[Some records]
>>>
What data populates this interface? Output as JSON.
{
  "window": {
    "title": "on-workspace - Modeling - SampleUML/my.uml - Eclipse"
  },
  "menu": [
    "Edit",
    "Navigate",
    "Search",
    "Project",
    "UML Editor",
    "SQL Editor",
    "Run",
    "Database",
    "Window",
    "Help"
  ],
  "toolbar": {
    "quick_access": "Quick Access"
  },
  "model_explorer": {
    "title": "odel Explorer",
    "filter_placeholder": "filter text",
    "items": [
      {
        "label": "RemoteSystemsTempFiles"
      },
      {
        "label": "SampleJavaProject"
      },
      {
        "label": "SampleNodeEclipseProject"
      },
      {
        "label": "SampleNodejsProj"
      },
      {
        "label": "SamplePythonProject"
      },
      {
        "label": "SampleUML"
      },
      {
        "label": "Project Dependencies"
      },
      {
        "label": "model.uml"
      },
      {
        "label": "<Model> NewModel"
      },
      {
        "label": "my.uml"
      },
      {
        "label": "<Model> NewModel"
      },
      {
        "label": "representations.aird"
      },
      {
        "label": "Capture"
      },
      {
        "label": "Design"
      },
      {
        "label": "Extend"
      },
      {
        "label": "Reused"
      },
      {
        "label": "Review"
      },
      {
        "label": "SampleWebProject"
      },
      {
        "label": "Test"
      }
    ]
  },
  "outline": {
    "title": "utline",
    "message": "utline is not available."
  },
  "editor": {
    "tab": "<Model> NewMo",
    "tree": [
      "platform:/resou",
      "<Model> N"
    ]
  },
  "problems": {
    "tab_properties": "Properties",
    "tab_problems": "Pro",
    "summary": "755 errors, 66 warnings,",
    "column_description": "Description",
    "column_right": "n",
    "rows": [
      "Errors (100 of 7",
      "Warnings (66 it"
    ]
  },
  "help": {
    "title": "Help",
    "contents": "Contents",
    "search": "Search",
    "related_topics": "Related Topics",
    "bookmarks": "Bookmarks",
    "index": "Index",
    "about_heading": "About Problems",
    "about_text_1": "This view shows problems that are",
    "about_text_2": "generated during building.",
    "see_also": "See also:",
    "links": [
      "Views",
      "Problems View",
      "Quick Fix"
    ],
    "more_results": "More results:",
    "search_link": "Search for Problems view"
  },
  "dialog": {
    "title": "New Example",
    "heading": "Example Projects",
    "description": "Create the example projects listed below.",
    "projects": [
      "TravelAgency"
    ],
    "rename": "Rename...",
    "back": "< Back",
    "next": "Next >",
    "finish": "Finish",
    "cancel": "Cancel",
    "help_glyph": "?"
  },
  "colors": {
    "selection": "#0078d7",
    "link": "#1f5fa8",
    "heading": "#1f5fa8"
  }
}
<<<
* [Work to be completed]: All of the data needs to be reproduced exactly, with no line missing.

* [The completed task]:
What data populates this interface? Output as JSON.
{
  "window": {
    "title": "on-workspace - Modeling - SampleUML/my.uml - Eclipse"
  },
  "menu": [
    "Edit",
    "Navigate",
    "Search",
    "Project",
    "UML Editor",
    "SQL Editor",
    "Run",
    "Database",
    "Window",
    "Help"
  ],
  "toolbar": {
    "quick_access": "Quick Access"
  },
  "model_explorer": {
    "title": "odel Explorer",
    "filter_placeholder": "filter text",
    "items": [
      {
        "label": "RemoteSystemsTempFiles"
      },
      {
        "label": "SampleJavaProject"
      },
      {
        "label": "SampleNodeEclipseProject"
      },
      {
        "label": "SampleNodejsProj"
      },
      {
        "label": "SamplePythonProject"
      },
      {
        "label": "SampleUML"
      },
      {
        "label": "Project Dependencies"
      },
      {
        "label": "model.uml"
      },
      {
        "label": "<Model> NewModel"
      },
      {
        "label": "my.uml"
      },
      {
        "label": "<Model> NewModel"
      },
      {
        "label": "representations.aird"
      },
      {
        "label": "Capture"
      },
      {
        "label": "Design"
      },
      {
        "label": "Extend"
      },
      {
        "label": "Reused"
      },
      {
        "label": "Review"
      },
      {
        "label": "SampleWebProject"
      },
      {
        "label": "Test"
      }
    ]
  },
  "outline": {
    "title": "utline",
    "message": "utline is not available."
  },
  "editor": {
    "tab": "<Model> NewMo",
    "tree": [
      "platform:/resou",
      "<Model> N"
    ]
  },
  "problems": {
    "tab_properties": "Properties",
    "tab_problems": "Pro",
    "summary": "755 errors, 66 warnings,",
    "column_description": "Description",
    "column_right": "n",
    "rows": [
      "Errors (100 of 7",
      "Warnings (66 it"
    ]
  },
  "help": {
    "title": "Help",
    "contents": "Contents",
    "search": "Search",
    "related_topics": "Related Topics",
    "bookmarks": "Bookmarks",
    "index": "Index",
    "about_heading": "About Problems",
    "about_text_1": "This view shows problems that are",
    "about_text_2": "generated during building.",
    "see_also": "See also:",
    "links": [
      "Views",
      "Problems View",
      "Quick Fix"
    ],
    "more_results": "More results:",
    "search_link": "Search for Problems view"
  },
  "dialog": {
    "title": "New Example",
    "heading": "Example Projects",
    "description": "Create the example projects listed below.",
    "projects": [
      "TravelAgency"
    ],
    "rename": "Rename...",
    "back": "< Back",
    "next": "Next >",
    "finish": "Finish",
    "cancel": "Cancel",
    "help_glyph": "?"
  },
  "colors": {
    "selection": "#0078d7",
    "link": "#1f5fa8",
    "heading": "#1f5fa8"
  }
}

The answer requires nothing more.